### STATED GOAL 1
From the piece on the cosmos in The Chronicles of Kalki, quote the passage that begins at the words "What does the" and stops after the words "place in it?".
### STATED GOAL 2
Name each picture of the universe that the piece on the cosmos in The Chronicles of Kalki offers in its opening run of questions about how the universe looks.
### STATED GOAL 3
Carry on the piece about the cosmos in The Chronicles of Kalki, picking up after its final sentence.

— start TEXT BLOCK —

“Ain’t Nothing But A Cosmic Ocean….”

 

“… then a flash of light, and the cosmos unfolding, stars and planets and nebula ….”
— The Cop, THE CHRONICLES OF KALKI

 

What does the universe look like to you? A mobile of crystal spheres? A jester’s hat? The face of a blue-skinned god painted with blood-red lipstick? A fishbowl? A forbidden planet? And the heavier question — what is humanity’s place in it?

B., Shiv, Girls 1 and 2, and even tough-as-nails Kalki, all try to figure out their places in the world by looking to the cosmos. B. looks up to Galileo as a hero who refuses to believe that he is wrong about his convictions, while Shiv sails an sea made of stars to make sense of her past and take ownership of her future. Kalki — trapped in human form and longing for the cosmic ocean — shows the girls that the most awesome power comes from within oneself. She hangs out in Girl 2’s bedroom, decorated with ceiling-stuck glowstars, and compares it to sacred space: “Your room is deep. Your room is like where people go to pray. It’s a temple.” This theme of displacement is one of Aditi Kapil’s Easter eggs in the trilogy — almost none of the characters are sure of where they stand in a world that seems to demand the mathematical impossibility that all of us are #1.

— end TEXT BLOCK —
— start ENTRIES PROVIDED —

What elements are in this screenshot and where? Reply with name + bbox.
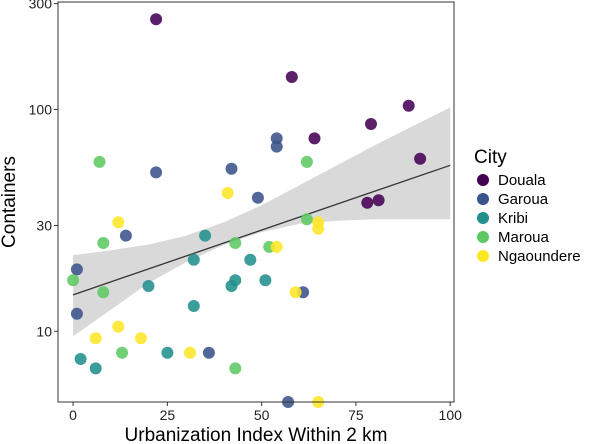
x-tick-label: 25 — [160, 407, 176, 423]
y-tick-label: 100 — [29, 101, 53, 117]
y-tick-label: 10 — [36, 323, 52, 339]
plot-frame — [57, 1, 455, 403]
point-kribi — [259, 274, 272, 287]
point-ngaoundere — [312, 222, 325, 235]
point-garoua — [270, 132, 283, 145]
legend-label-douala: Douala — [498, 172, 546, 189]
legend-key-maroua — [477, 231, 489, 243]
point-ngaoundere — [112, 216, 125, 229]
point-maroua — [97, 286, 110, 299]
point-douala — [372, 194, 385, 207]
x-tick-label: 75 — [348, 407, 364, 423]
point-garoua — [150, 166, 163, 179]
point-douala — [414, 152, 427, 165]
x-tick-label: 50 — [254, 407, 270, 423]
point-douala — [308, 132, 321, 145]
point-douala — [150, 13, 163, 26]
point-kribi — [187, 253, 200, 266]
point-garoua — [119, 229, 132, 242]
legend-key-ngaoundere — [477, 250, 489, 262]
point-kribi — [199, 229, 212, 242]
point-garoua — [70, 263, 83, 276]
point-kribi — [229, 274, 242, 287]
point-maroua — [229, 362, 242, 375]
y-axis: 10 30 100 300 — [29, 0, 58, 339]
point-kribi — [244, 253, 257, 266]
legend-title: City — [474, 147, 507, 168]
legend-label-kribi: Kribi — [498, 210, 528, 227]
point-kribi — [142, 280, 155, 292]
x-tick-label: 0 — [69, 407, 77, 423]
trend-line — [72, 164, 451, 296]
legend: City Douala Garoua Kribi Maroua Ngaoundere — [474, 147, 581, 265]
point-maroua — [229, 237, 242, 249]
legend-label-ngaoundere: Ngaoundere — [498, 248, 581, 265]
legend-key-douala — [477, 174, 489, 186]
confidence-band — [73, 107, 451, 337]
point-maroua — [93, 155, 106, 168]
legend-key-kribi — [477, 212, 489, 224]
y-tick-label: 30 — [36, 217, 52, 233]
point-ngaoundere — [270, 240, 283, 253]
point-kribi — [187, 300, 200, 312]
point-douala — [402, 99, 415, 112]
legend-key-garoua — [477, 193, 489, 205]
point-douala — [365, 118, 377, 130]
point-ngaoundere — [135, 332, 147, 345]
point-ngaoundere — [89, 332, 102, 345]
point-ngaoundere — [112, 320, 125, 333]
x-tick-label: 100 — [439, 407, 463, 423]
point-maroua — [300, 155, 313, 168]
point-kribi — [161, 346, 174, 359]
point-kribi — [89, 362, 102, 375]
point-ngaoundere — [184, 346, 196, 359]
point-maroua — [116, 346, 129, 359]
point-maroua — [300, 213, 313, 226]
data-points — [67, 13, 427, 408]
y-tick-label: 300 — [29, 0, 53, 12]
x-axis-title: Urbanization Index Within 2 km — [125, 425, 388, 444]
legend-label-garoua: Garoua — [498, 191, 549, 208]
point-garoua — [70, 307, 83, 320]
point-douala — [285, 71, 298, 83]
point-ngaoundere — [289, 286, 302, 299]
x-axis: 0 25 50 75 100 — [69, 402, 462, 423]
y-axis-title: Containers — [0, 156, 20, 248]
point-ngaoundere — [221, 187, 234, 199]
point-maroua — [67, 274, 80, 287]
point-kribi — [74, 353, 87, 365]
legend-label-maroua: Maroua — [498, 229, 550, 246]
point-douala — [361, 196, 374, 209]
point-garoua — [270, 140, 283, 153]
point-garoua — [225, 162, 238, 175]
point-garoua — [251, 191, 264, 204]
point-garoua — [202, 346, 215, 359]
point-maroua — [97, 237, 110, 249]
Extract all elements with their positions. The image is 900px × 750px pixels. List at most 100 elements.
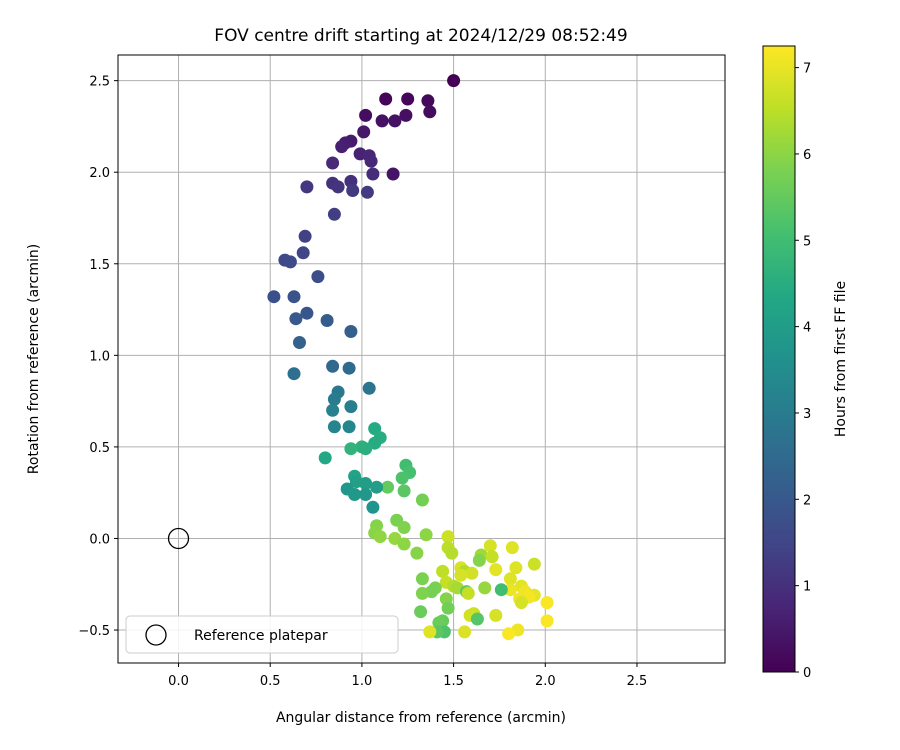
x-tick-label: 0.5 [260,674,281,689]
plot-area: 0.0 0.5 1.0 1.5 2.0 2.5 −0.5 0.0 0.5 1.0 1.5 2.0 2.… [78,54,726,689]
scatter-point [359,108,373,122]
scatter-point [502,627,516,641]
scatter-point [472,553,486,567]
x-tick-label: 1.5 [443,674,464,689]
scatter-point [414,605,428,619]
scatter-point [415,572,429,586]
scatter-point [540,596,554,610]
scatter-point [381,480,395,494]
scatter-point [342,361,356,375]
x-tick-label: 1.0 [352,674,373,689]
colorbar-tick-label: 5 [803,234,811,249]
colorbar: 0 1 2 3 4 5 6 7 Hours from first FF file [762,45,849,681]
scatter-point [489,608,503,622]
scatter-point [366,167,380,181]
scatter-point [441,601,455,615]
scatter-point [287,367,301,381]
colorbar-tick-label: 6 [803,148,811,163]
scatter-point [283,255,297,269]
scatter-point [327,207,341,221]
scatter-point [293,336,306,349]
scatter-point [320,314,334,327]
legend: Reference platepar [125,615,399,654]
scatter-point [419,528,433,542]
scatter-point [421,94,435,108]
scatter-point [483,539,497,553]
x-axis-label: Angular distance from reference (arcmin) [276,710,566,726]
scatter-point [359,477,373,490]
scatter-points [267,74,554,641]
scatter-point [447,74,461,88]
scatter-point [401,92,415,106]
x-tick-label: 0.0 [168,674,189,689]
scatter-point [503,572,517,586]
colorbar-tick-label: 0 [803,666,811,681]
scatter-point [395,471,409,485]
scatter-point [360,185,374,199]
scatter-point [326,156,340,170]
y-tick-label: −0.5 [78,624,110,639]
scatter-point [415,493,429,507]
scatter-point [331,180,345,194]
legend-reference-marker [145,624,167,646]
scatter-point [379,92,393,106]
scatter-point [527,557,541,571]
x-ticks: 0.0 0.5 1.0 1.5 2.0 2.5 [168,663,647,689]
scatter-point [386,167,400,181]
scatter-point [289,312,303,326]
colorbar-gradient [762,45,796,673]
plot-background [118,55,725,663]
scatter-point [298,229,312,243]
colorbar-tick-label: 3 [803,407,811,422]
y-axis-label: Rotation from reference (arcmin) [26,244,42,474]
scatter-point [359,442,373,456]
scatter-point [423,105,437,119]
scatter-point [503,583,517,597]
x-tick-label: 2.5 [627,674,648,689]
scatter-point [540,614,554,628]
scatter-point [470,612,484,626]
scatter-point [397,537,411,551]
scatter-point [366,500,380,514]
scatter-point [514,596,528,610]
x-tick-label: 2.0 [535,674,556,689]
scatter-point [478,581,492,595]
scatter-point [364,154,378,168]
scatter-point [505,541,519,555]
scatter-point [348,488,362,501]
colorbar-label: Hours from first FF file [833,281,849,437]
colorbar-tick-label: 4 [803,321,811,336]
y-ticks: −0.5 0.0 0.5 1.0 1.5 2.0 2.5 [78,75,118,639]
scatter-point [357,125,371,139]
y-tick-label: 2.5 [89,75,110,90]
colorbar-tick-label: 1 [803,580,811,595]
scatter-point [410,546,424,560]
scatter-point [489,563,503,577]
scatter-point [375,114,389,128]
colorbar-tick-label: 7 [803,62,811,77]
scatter-point [454,568,468,582]
scatter-point [458,625,472,639]
scatter-point [423,625,437,639]
scatter-point [296,246,310,260]
colorbar-tick-label: 2 [803,493,811,508]
scatter-point [287,290,301,304]
scatter-point [445,546,459,560]
scatter-point [327,392,341,406]
scatter-point [397,521,411,534]
scatter-point [318,451,332,465]
scatter-point [327,420,341,434]
chart-title: FOV centre drift starting at 2024/12/29 … [214,26,627,46]
y-tick-label: 1.5 [89,258,110,273]
scatter-point [494,583,508,597]
scatter-point [300,180,314,194]
scatter-point [311,270,325,284]
reference-marker [167,527,190,550]
scatter-point [267,290,281,304]
scatter-point [362,381,376,395]
scatter-point [342,420,356,434]
scatter-point [397,484,411,498]
legend-reference-label: Reference platepar [194,628,328,644]
legend-box [125,615,399,654]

— end ENTRIES PROVIDED —

### WRITTEN RESPONSE 1
What does the universe look like to you? A mobile of crystal spheres? A jester’s hat? The face of a blue-skinned god painted with blood-red lipstick? A fishbowl? A forbidden planet? And the heavier question — what is humanity’s place in it?

### WRITTEN RESPONSE 2
- A mobile of crystal spheres
- A jester's hat
- The face of a blue-skinned god painted with blood-red lipstick
- A fishbowl
- A forbidden planet

### WRITTEN RESPONSE 3
Bapu and Shiv sail the cosmic ocean.

To feel displaced is to be human, Kapil seems to suggest, and Cosmigraphics: Picturing Space Through Time by “astrovisualist” Michael Benson backs up the outsider feelings of B., Shiv, and Kalki’s girl crew with a millenia’s worth of evidence.  The book features artists’ and scientists’ renderings of the universe going back centuries, and this review by Maria Popova gives a sneak peak into some of the illustrations, as well as links to further reading about Galileo, William Blake, and the history of miracles. Be sure to check it out and see if your vision of the cosmos matches up to a seventeenth-century Italian’s!

One of the drawings from Cosmigraphics.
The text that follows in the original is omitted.